# Metin parçası
....................
Mlliyet Milliyet Blog Milliyet Blog
 
Facebook Connect
Blog Kategorileri
 

13 Mayıs '14

 
Kategori
İlişkiler
 

Konuşmak

Konuşmak
 

Buyur konuş kardeşim... Mikrofon sende...


Nedendir bilmem; susan, konuşandan daha tehlikeli... Ya da bu, bize öyle gelir. İçten pazarlık, adamın içini çürütür.

Konuşmak için bilmek; bilmek için öğrenmek gerek. Okumadan neyi anlatabilir insan? Düşünmeden konuşmak kolay da, o söylediğinle hedefe varmak zor...

Laf olsun, torba dolsun diye saçmalayanları, kendi söylediğini bile dinlemeyenleri, her konuşmayı; hadsiz, hudutsuz, edepsiz bir sidik yarışına çevirenleri bi yana bıraksak; geriye gerçekten bir şeyler verebilmek için anlatanlar kalır herhalde...

Aklı başında konuşma, beklenmedik etkiler, öngörülmez sonuçlar yaratır ansızın... Hem olumlu, hem olumsuz anlamda... İçeriği, söyleyenin niyeti belirler. Bazen niyet iyi olsa da, sonuç tam tersi yerlere götürür insanı... Bu orantısızlık, bazen yeteneksizlikten, bazen de dinleyen kitleden ileri gelir.
....................
Toplanan veri kayıtları:

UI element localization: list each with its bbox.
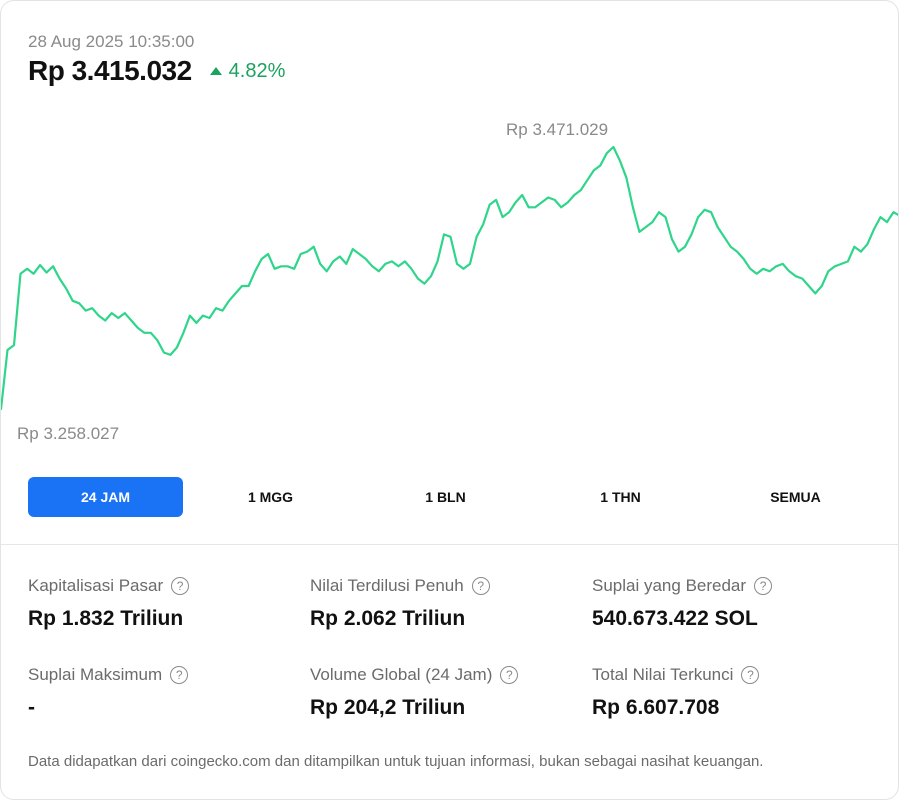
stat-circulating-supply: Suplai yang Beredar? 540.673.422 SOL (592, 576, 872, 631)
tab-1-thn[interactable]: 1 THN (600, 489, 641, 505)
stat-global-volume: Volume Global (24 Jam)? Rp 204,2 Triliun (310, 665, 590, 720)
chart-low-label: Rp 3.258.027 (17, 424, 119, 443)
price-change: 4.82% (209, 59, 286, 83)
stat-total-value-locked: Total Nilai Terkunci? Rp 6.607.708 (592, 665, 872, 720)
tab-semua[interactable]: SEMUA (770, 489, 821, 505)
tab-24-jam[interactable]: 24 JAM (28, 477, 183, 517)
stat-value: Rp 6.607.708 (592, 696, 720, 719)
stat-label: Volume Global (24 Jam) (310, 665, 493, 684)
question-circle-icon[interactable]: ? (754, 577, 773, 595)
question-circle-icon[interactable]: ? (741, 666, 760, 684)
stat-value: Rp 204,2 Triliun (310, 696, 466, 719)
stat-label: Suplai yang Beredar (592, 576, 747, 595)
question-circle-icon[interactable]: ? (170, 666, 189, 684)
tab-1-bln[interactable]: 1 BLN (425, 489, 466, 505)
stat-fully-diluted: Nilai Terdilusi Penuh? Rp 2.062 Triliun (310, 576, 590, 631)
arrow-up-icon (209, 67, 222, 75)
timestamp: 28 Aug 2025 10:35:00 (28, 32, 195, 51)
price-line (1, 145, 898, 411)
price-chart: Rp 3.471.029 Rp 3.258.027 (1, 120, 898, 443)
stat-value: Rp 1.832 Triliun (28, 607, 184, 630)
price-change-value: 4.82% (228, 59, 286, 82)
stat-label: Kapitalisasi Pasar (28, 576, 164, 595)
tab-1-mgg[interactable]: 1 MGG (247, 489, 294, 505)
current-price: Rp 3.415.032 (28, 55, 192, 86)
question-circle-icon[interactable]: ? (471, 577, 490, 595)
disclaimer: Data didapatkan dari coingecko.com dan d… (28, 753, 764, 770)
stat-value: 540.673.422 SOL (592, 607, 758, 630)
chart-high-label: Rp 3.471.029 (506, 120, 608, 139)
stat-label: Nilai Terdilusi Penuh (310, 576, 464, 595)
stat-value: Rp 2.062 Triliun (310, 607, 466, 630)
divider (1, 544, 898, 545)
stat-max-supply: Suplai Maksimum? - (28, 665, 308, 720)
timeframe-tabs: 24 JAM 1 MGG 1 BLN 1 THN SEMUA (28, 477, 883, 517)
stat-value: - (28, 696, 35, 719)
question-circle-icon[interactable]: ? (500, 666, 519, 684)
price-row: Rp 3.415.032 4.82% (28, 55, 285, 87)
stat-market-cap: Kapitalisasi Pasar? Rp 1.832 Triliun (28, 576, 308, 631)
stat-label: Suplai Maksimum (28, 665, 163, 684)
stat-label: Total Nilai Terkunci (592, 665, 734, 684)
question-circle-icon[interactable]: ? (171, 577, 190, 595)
....................
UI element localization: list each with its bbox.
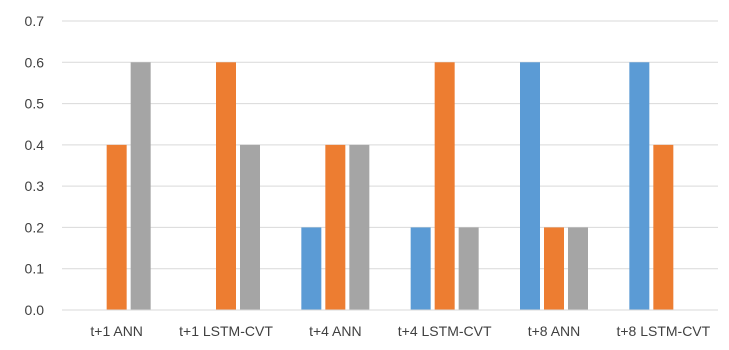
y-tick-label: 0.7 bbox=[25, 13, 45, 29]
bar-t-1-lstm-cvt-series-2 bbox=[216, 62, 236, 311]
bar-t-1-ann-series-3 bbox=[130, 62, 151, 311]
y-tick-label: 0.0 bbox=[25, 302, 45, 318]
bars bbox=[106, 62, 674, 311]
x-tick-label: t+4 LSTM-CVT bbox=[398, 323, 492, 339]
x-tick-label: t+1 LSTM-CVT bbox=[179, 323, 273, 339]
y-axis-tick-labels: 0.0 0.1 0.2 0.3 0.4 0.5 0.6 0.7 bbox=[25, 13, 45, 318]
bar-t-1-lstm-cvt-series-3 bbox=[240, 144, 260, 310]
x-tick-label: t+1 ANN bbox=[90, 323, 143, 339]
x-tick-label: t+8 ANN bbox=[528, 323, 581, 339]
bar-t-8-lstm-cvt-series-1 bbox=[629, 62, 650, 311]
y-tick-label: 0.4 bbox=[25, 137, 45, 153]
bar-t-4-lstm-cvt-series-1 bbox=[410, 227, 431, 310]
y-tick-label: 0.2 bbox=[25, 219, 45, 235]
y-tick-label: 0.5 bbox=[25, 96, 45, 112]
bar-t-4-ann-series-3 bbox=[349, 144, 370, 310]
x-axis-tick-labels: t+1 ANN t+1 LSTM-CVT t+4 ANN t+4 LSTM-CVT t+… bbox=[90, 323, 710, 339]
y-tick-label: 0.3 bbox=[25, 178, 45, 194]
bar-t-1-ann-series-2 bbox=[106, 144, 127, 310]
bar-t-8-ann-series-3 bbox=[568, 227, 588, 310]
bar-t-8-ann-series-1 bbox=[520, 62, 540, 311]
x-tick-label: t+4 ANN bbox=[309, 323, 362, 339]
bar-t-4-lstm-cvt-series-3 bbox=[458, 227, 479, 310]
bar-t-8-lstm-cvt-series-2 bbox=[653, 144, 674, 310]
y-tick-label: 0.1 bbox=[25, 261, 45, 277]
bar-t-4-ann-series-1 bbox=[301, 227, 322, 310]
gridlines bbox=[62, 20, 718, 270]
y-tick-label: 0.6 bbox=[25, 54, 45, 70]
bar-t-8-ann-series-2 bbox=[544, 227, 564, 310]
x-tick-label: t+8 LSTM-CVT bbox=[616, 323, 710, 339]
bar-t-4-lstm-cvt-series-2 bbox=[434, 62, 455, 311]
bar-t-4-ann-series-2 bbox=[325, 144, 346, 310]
....................
# İstekler
1 > Konuşma üzerine yazıda bir yana bırakılabileceği söylenen konuşan türlerini sırala.
2 > Konuşma üzerine yazıda "Buyur konuş kardeşim..." ile başlayıp "hedefe varmak zor..." ifadesine kadar süren bölümü olduğu gibi tekrarla.
3 > Konuşma üzerine yazıda "Aklı başında konuşma" diye başlayan paragrafı, ana bilgilerini koruyarak madde madde yeniden yaz.

# Tam yanıtlar
1 >
- Laf olsun, torba dolsun diye saçmalayanlar
- Kendi söylediğini bile dinlemeyenler
- Her konuşmayı hadsiz, hudutsuz, edepsiz bir sidik yarışına çevirenler

2 >
Buyur konuş kardeşim... Mikrofon sende...


Nedendir bilmem; susan, konuşandan daha tehlikeli... Ya da bu, bize öyle gelir. İçten pazarlık, adamın içini çürütür.

Konuşmak için bilmek; bilmek için öğrenmek gerek. Okumadan neyi anlatabilir insan? Düşünmeden konuşmak kolay da, o söylediğinle hedefe varmak zor...

3 >
- Aklı başında konuşma ansızın beklenmedik etkiler ve öngörülmez sonuçlar yaratır. Bunlar olumlu da olumsuz da olabilir.
- Konuşmanın içeriğini söyleyenin niyeti belirler.
- Niyet iyi olsa bile sonuç bazen tam tersi yerlere götürür.
- Bu orantısızlık bazen yeteneksizlikten, bazen de dinleyen kitleden ileri gelir.